## begin

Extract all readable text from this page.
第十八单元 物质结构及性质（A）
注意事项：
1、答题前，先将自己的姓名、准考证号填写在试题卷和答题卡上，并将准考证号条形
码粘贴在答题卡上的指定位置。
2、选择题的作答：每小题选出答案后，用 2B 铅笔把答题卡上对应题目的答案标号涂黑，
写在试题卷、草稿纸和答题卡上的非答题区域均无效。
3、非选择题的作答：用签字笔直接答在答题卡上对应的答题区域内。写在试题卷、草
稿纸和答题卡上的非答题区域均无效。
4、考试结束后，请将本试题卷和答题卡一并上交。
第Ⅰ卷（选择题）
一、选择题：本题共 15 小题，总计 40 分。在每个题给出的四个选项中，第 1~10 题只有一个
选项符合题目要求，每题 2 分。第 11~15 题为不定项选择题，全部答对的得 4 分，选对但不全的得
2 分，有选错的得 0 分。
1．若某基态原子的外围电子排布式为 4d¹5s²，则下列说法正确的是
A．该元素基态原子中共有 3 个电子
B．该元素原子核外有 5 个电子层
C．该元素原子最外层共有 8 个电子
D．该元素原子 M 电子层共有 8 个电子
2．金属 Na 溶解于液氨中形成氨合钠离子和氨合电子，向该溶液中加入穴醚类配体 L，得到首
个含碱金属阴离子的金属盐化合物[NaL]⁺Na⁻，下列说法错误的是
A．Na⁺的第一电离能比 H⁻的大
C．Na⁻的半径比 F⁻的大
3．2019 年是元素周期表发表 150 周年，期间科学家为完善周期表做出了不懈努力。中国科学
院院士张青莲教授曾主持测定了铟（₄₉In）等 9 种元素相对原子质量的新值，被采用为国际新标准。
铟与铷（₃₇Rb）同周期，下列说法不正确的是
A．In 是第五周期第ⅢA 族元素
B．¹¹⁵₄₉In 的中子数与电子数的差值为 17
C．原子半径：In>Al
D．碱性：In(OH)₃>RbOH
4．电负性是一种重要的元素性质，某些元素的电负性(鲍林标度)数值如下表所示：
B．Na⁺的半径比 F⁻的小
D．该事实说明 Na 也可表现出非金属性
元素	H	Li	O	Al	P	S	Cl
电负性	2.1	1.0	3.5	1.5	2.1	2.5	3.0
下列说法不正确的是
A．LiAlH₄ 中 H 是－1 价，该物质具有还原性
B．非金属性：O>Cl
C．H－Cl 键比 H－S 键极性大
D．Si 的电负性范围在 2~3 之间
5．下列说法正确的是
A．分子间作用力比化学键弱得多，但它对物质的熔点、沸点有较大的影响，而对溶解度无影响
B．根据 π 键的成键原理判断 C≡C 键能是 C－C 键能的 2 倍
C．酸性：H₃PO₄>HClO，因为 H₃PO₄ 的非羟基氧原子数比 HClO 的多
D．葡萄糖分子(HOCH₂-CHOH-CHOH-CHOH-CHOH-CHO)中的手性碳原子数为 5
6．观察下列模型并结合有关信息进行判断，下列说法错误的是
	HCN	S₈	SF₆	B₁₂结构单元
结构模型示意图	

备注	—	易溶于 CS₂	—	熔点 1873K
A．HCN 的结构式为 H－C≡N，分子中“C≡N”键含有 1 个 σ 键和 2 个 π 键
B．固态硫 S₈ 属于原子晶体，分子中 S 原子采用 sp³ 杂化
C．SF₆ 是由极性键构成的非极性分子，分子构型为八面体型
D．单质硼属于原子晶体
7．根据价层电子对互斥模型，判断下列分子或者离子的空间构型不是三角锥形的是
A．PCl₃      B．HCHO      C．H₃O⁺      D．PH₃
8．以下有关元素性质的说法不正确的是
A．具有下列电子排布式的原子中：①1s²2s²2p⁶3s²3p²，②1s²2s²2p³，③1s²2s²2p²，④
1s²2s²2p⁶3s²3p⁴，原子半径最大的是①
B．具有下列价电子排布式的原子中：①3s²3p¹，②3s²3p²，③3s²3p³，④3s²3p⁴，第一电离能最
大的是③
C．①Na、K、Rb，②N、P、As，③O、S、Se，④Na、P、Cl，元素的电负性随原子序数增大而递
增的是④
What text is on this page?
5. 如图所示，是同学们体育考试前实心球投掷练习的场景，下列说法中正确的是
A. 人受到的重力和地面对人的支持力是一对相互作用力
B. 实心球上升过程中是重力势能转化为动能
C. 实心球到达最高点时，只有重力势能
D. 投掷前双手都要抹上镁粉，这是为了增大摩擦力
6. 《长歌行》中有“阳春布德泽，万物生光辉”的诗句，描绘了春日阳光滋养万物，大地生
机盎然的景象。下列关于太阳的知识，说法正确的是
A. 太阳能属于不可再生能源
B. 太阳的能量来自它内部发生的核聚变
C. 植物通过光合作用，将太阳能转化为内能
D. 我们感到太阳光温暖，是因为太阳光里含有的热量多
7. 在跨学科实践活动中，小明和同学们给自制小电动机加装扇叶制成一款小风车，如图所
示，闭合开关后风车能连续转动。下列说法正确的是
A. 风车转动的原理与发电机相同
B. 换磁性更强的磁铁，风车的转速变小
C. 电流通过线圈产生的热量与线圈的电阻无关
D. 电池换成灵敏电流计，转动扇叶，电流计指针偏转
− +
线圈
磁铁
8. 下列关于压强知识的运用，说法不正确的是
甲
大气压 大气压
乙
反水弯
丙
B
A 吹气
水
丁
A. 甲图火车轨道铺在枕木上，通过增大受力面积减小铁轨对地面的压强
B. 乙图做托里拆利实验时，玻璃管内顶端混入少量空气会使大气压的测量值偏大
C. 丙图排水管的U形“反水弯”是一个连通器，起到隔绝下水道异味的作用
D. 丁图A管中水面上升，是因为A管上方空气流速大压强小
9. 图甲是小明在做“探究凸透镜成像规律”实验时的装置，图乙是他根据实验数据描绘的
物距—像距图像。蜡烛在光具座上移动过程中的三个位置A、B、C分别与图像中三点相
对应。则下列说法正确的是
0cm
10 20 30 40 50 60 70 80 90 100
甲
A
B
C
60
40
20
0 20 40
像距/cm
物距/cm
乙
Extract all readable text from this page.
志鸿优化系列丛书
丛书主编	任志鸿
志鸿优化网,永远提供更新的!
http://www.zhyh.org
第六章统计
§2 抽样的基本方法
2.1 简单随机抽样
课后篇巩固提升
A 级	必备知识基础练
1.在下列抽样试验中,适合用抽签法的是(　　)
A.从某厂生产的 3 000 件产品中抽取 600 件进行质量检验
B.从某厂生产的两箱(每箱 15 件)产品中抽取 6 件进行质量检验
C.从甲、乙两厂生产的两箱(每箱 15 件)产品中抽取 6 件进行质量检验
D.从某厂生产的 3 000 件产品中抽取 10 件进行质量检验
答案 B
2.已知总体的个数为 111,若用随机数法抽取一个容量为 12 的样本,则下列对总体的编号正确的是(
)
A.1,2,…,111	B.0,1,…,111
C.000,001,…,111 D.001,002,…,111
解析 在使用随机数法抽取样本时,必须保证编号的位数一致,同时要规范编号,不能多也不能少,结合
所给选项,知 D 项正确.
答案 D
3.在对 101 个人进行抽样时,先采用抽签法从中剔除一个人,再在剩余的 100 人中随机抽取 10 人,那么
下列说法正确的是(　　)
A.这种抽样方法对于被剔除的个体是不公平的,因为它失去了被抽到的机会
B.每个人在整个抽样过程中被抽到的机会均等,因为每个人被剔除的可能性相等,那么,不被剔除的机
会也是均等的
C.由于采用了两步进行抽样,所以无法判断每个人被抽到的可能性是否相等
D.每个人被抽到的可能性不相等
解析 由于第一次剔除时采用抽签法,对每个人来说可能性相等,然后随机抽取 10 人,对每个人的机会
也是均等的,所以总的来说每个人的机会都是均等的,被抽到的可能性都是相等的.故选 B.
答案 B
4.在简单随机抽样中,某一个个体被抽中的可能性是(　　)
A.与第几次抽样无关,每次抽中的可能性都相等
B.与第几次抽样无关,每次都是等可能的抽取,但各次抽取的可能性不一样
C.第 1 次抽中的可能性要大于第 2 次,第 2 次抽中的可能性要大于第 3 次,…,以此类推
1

## end

Short task =>
Tally the lines of the listing that include "件进行质量检验". Reply with nothing but the count.

Solution to this task =>
4